··· Material supplied
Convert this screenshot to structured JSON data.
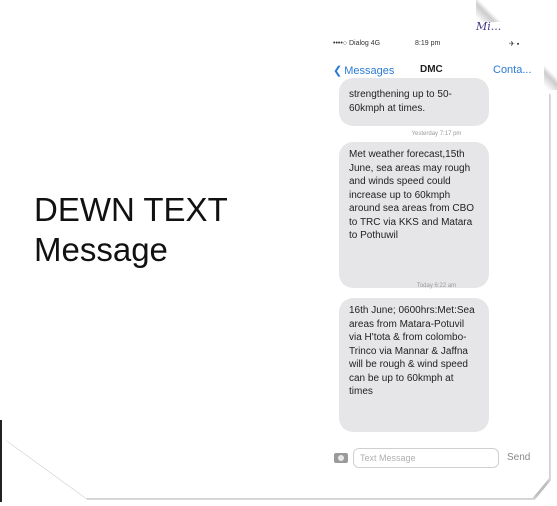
{
  "slide": {
    "title_line1": "DEWN TEXT",
    "title_line2": "Message",
    "signature": "Mi..."
  },
  "phone": {
    "status": {
      "carrier": "••••○ Dialog  4G",
      "time": "8:19 pm",
      "right": "✈ ▪"
    },
    "nav": {
      "back_label": "Messages",
      "title": "DMC",
      "contact_label": "Conta..."
    },
    "messages": [
      {
        "text": "strengthening up to 50-60kmph at times."
      },
      {
        "timestamp": "Yesterday 7:17 pm",
        "text": "Met weather forecast,15th June, sea areas may rough and winds speed could increase up to 60kmph around sea areas from CBO to TRC via KKS and Matara to Pothuwil"
      },
      {
        "timestamp": "Today 6:22 am",
        "text": "16th June; 0600hrs:Met:Sea areas from Matara-Potuvil via H'tota & from colombo-Trinco via Mannar & Jaffna will be rough & wind speed can be up to 60kmph at times"
      }
    ],
    "composer": {
      "placeholder": "Text Message",
      "send_label": "Send"
    }
  },
  "icons": [
    "camera-icon",
    "chevron-left-icon"
  ],
  "colors": {
    "ios_blue": "#2b7cd3",
    "bubble_gray": "#e6e6e8"
  }
}
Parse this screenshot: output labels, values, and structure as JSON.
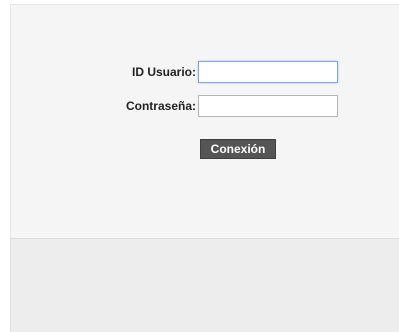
{
  "login": {
    "user_label": "ID Usuario:",
    "user_value": "",
    "password_label": "Contraseña:",
    "password_value": "",
    "submit_label": "Conexión"
  },
  "colors": {
    "panel_background": "#f5f5f5",
    "footer_background": "#ededed",
    "button_background": "#555555",
    "button_text": "#ffffff",
    "focus_border": "#7aa7e0"
  }
}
······
◆ **Written request**
Write out every line above exactly as it is, leaving out the pictures.

◆ **Task output**
Convert this screenshot to structured JSON data.
{
  "slide": {
    "title_line1": "DEWN TEXT",
    "title_line2": "Message",
    "signature": "Mi..."
  },
  "phone": {
    "status": {
      "carrier": "••••○ Dialog  4G",
      "time": "8:19 pm",
      "right": "✈ ▪"
    },
    "nav": {
      "back_label": "Messages",
      "title": "DMC",
      "contact_label": "Conta..."
    },
    "messages": [
      {
        "text": "strengthening up to 50-60kmph at times."
      },
      {
        "timestamp": "Yesterday 7:17 pm",
        "text": "Met weather forecast,15th June, sea areas may rough and winds speed could increase up to 60kmph around sea areas from CBO to TRC via KKS and Matara to Pothuwil"
      },
      {
        "timestamp": "Today 6:22 am",
        "text": "16th June; 0600hrs:Met:Sea areas from Matara-Potuvil via H'tota & from colombo-Trinco via Mannar & Jaffna will be rough & wind speed can be up to 60kmph at times"
      }
    ],
    "composer": {
      "placeholder": "Text Message",
      "send_label": "Send"
    }
  },
  "icons": [
    "camera-icon",
    "chevron-left-icon"
  ],
  "colors": {
    "ios_blue": "#2b7cd3",
    "bubble_gray": "#e6e6e8"
  }
}
Parse this screenshot: output labels, values, and structure as JSON.
{
  "login": {
    "user_label": "ID Usuario:",
    "user_value": "",
    "password_label": "Contraseña:",
    "password_value": "",
    "submit_label": "Conexión"
  },
  "colors": {
    "panel_background": "#f5f5f5",
    "footer_background": "#ededed",
    "button_background": "#555555",
    "button_text": "#ffffff",
    "focus_border": "#7aa7e0"
  }
}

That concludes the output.